══ Working data ══
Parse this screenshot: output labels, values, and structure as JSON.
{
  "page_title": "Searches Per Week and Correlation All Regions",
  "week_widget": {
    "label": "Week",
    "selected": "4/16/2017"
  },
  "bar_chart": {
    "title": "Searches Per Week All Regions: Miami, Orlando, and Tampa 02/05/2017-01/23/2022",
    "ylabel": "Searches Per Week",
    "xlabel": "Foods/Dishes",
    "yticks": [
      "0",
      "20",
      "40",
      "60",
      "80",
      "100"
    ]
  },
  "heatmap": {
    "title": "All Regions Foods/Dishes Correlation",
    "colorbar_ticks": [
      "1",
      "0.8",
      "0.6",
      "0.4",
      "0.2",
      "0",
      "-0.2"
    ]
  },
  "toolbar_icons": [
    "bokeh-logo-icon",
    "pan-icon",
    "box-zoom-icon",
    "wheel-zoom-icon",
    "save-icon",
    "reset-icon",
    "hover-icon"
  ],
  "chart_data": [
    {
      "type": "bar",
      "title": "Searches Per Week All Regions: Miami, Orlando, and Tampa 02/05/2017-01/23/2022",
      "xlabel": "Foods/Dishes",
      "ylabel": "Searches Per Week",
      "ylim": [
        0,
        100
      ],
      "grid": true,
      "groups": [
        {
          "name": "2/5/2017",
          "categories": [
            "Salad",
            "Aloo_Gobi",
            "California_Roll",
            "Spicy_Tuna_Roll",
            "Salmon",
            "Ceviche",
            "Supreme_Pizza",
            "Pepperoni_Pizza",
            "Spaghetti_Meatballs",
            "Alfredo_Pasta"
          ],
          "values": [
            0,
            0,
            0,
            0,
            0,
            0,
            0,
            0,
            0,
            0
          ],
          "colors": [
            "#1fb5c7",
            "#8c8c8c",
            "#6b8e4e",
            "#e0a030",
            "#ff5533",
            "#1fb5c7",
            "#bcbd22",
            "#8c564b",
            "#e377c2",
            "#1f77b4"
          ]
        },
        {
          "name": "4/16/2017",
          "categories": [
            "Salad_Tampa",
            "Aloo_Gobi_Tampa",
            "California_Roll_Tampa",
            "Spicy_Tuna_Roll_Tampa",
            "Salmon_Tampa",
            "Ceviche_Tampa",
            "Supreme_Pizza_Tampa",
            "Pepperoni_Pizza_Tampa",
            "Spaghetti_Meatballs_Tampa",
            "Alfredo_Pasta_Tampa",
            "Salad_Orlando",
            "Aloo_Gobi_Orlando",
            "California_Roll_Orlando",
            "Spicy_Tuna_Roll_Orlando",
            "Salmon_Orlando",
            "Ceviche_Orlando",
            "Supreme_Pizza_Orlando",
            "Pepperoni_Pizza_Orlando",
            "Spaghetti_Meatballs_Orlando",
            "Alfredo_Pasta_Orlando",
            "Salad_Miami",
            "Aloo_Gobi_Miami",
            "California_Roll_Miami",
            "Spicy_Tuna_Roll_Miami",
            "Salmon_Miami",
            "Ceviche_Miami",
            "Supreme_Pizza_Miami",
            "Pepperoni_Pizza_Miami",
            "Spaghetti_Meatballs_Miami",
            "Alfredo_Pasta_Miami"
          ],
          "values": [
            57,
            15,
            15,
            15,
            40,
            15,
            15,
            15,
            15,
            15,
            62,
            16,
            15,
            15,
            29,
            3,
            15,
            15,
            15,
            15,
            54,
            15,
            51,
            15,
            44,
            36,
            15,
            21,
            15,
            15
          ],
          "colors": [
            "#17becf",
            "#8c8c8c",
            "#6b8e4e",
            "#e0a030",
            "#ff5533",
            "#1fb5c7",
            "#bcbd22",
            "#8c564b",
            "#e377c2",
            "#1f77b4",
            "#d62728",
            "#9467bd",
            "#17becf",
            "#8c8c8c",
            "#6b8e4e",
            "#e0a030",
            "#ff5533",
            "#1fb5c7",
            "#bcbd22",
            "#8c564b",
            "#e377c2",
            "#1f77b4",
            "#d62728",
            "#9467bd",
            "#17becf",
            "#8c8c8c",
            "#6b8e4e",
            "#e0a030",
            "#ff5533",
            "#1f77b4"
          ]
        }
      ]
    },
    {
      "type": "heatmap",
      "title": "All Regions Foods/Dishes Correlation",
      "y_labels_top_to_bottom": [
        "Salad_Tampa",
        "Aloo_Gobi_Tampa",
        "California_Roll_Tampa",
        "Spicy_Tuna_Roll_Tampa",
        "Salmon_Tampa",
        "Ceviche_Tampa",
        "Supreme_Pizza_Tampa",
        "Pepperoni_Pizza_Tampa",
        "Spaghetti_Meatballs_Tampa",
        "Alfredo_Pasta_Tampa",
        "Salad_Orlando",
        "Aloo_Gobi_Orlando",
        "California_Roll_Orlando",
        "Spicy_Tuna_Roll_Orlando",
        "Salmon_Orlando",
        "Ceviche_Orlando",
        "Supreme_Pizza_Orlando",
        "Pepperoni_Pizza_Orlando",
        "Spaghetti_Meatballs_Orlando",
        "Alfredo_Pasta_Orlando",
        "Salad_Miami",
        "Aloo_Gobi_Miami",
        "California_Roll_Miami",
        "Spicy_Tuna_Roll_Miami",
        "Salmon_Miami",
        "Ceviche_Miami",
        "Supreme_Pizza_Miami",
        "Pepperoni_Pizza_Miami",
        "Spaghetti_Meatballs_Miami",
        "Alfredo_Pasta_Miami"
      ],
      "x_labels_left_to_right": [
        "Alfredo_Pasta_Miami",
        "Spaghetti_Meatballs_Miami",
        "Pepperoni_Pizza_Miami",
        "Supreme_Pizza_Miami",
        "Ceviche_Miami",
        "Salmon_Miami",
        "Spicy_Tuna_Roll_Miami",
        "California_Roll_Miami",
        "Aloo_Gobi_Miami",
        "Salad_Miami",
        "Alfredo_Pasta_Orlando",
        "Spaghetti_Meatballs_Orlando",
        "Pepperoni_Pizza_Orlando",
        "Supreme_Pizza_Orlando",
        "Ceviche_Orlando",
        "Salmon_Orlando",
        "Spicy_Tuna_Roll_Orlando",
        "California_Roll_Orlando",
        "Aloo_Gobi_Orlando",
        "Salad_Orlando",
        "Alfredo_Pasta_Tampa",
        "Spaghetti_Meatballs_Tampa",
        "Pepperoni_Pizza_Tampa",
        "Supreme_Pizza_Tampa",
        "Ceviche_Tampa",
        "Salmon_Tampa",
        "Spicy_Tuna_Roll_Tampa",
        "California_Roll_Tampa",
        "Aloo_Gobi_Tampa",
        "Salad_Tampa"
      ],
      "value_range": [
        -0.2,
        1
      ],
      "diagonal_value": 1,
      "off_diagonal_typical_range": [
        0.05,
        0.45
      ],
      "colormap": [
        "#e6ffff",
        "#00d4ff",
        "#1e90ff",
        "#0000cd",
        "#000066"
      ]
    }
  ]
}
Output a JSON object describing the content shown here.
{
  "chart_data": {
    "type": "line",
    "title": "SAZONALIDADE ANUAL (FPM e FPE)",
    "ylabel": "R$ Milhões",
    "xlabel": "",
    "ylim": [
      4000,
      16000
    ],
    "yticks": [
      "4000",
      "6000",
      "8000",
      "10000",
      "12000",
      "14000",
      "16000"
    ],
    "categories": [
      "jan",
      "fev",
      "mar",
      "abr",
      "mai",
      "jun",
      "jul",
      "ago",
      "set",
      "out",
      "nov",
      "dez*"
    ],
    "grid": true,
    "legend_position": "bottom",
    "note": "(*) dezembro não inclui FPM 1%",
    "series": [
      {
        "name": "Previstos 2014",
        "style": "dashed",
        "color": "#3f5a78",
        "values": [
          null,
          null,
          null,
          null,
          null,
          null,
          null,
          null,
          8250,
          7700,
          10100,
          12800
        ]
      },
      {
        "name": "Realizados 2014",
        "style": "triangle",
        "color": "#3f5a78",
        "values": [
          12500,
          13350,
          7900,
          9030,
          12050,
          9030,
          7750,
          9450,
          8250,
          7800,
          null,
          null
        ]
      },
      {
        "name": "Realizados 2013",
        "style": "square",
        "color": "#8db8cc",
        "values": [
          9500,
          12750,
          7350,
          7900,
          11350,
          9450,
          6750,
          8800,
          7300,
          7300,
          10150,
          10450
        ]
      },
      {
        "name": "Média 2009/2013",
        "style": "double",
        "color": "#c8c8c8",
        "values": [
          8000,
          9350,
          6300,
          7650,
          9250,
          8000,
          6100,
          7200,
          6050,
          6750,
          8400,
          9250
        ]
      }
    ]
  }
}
═══
Select every line in the records above that contains the word "name".

          "name": "2/5/2017",
          "name": "4/16/2017",
        "name": "Previstos 2014",
        "name": "Realizados 2014",
        "name": "Realizados 2013",
        "name": "Média 2009/2013",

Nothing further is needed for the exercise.